[TASK DESCRIPTION]
Gather all lines with "lundi" from the records.

[ITEMS]
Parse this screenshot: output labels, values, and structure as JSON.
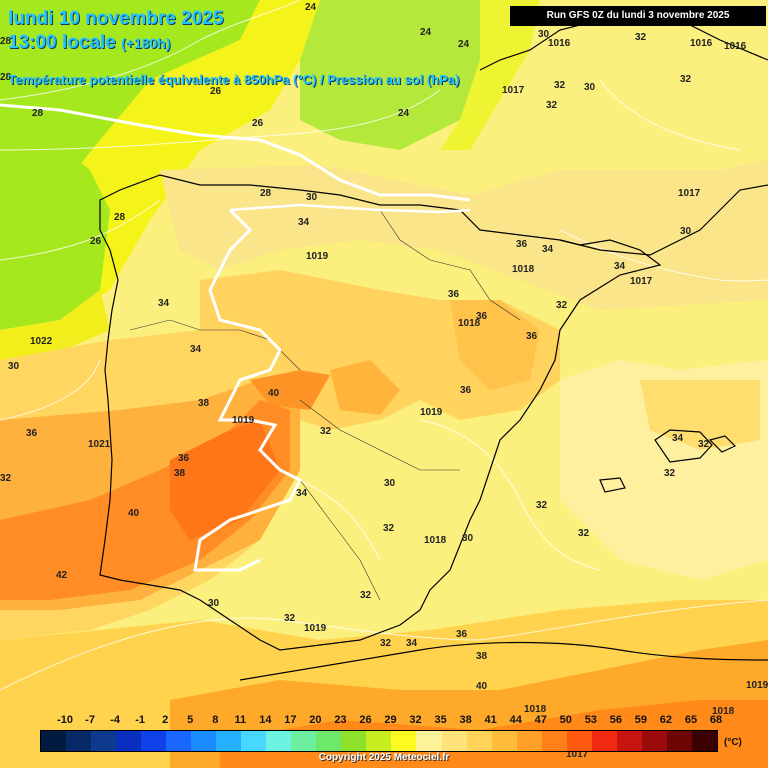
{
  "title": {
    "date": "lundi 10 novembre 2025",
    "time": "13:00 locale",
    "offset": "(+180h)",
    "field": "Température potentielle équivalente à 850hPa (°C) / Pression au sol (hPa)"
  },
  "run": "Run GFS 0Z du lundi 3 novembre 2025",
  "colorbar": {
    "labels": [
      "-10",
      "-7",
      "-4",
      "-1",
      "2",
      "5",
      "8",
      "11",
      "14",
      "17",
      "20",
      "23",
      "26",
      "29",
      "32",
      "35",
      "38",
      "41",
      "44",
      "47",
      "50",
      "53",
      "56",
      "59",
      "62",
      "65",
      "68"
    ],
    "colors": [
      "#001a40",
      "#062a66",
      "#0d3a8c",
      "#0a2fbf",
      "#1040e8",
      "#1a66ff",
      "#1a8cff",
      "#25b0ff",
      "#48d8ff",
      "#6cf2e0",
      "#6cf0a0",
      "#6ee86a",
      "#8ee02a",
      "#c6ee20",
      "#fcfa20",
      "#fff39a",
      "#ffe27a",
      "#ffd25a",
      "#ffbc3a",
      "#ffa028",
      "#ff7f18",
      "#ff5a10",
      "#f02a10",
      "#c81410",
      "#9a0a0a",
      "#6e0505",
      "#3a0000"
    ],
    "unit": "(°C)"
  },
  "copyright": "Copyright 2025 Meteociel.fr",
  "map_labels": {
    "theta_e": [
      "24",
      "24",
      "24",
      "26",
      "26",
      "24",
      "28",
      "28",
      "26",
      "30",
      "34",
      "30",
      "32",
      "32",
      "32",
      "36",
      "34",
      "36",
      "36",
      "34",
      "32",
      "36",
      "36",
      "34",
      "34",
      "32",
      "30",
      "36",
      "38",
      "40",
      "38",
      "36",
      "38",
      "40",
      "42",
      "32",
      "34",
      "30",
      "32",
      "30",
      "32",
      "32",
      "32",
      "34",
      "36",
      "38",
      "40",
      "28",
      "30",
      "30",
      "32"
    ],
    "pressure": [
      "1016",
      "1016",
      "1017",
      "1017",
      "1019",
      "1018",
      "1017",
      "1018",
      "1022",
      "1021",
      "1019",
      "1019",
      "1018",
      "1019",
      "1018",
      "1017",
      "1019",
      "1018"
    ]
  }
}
...
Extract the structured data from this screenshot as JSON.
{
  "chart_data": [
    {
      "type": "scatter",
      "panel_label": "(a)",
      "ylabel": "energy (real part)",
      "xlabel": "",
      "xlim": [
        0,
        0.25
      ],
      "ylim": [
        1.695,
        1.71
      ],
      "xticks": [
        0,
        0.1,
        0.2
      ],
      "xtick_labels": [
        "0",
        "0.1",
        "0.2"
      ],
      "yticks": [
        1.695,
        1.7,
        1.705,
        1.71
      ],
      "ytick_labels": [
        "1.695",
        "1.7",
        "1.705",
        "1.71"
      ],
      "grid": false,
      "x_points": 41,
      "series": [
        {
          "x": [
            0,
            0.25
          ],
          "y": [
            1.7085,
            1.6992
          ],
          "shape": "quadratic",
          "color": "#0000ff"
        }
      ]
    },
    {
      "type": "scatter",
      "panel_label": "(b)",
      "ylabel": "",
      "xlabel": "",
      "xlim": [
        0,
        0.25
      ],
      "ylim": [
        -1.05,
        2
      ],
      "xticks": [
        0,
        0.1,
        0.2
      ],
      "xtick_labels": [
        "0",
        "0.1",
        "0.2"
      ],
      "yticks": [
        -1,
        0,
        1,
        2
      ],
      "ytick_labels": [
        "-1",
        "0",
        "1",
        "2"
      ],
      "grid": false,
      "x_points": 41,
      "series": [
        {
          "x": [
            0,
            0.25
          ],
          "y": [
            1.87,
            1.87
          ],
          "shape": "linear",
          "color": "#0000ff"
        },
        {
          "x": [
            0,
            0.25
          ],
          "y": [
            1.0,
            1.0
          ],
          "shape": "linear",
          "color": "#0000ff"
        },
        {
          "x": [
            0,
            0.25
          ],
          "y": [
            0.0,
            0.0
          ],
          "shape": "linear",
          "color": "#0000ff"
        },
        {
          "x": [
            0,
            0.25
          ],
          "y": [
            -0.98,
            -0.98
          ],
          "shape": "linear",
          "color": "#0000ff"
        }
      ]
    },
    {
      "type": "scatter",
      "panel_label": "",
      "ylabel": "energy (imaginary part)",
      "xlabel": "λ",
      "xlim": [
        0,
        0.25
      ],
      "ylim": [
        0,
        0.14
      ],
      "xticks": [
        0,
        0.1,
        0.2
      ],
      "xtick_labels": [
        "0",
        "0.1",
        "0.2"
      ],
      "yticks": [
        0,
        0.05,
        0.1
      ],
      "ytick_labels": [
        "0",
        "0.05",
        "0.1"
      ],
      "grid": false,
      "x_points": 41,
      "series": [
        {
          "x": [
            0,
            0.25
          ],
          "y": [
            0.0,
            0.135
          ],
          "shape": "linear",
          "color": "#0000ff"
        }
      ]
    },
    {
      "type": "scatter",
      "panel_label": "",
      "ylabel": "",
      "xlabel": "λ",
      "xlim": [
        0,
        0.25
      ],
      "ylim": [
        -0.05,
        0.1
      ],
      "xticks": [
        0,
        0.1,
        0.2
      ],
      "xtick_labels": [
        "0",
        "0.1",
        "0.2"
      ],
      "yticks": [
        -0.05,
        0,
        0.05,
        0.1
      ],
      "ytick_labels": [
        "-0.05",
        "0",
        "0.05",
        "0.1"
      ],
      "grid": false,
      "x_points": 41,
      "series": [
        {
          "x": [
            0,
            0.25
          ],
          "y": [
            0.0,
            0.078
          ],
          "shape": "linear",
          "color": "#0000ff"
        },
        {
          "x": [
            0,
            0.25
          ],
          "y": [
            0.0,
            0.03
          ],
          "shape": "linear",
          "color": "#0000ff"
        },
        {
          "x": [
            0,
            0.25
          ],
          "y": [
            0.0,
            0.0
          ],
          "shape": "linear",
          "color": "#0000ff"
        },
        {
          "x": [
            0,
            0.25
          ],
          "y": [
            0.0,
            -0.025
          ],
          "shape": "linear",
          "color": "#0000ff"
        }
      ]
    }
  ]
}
---
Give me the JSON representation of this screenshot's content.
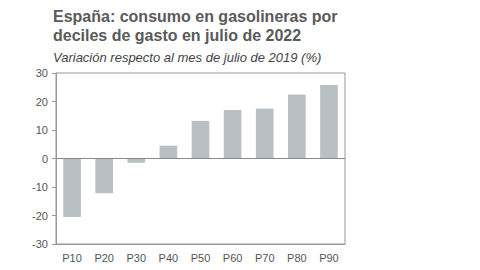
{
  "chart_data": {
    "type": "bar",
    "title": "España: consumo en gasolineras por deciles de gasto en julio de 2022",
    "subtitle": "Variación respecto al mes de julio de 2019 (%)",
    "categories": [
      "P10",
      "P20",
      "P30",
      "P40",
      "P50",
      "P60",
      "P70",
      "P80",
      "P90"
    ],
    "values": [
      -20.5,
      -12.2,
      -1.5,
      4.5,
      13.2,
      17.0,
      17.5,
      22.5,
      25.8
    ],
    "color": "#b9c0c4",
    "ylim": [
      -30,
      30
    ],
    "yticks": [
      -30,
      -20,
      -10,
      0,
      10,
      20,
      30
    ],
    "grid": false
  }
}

[EXERCISE OUTPUT]
    "date": "lundi 10 novembre 2025",
  "run": "Run GFS 0Z du lundi 3 novembre 2025",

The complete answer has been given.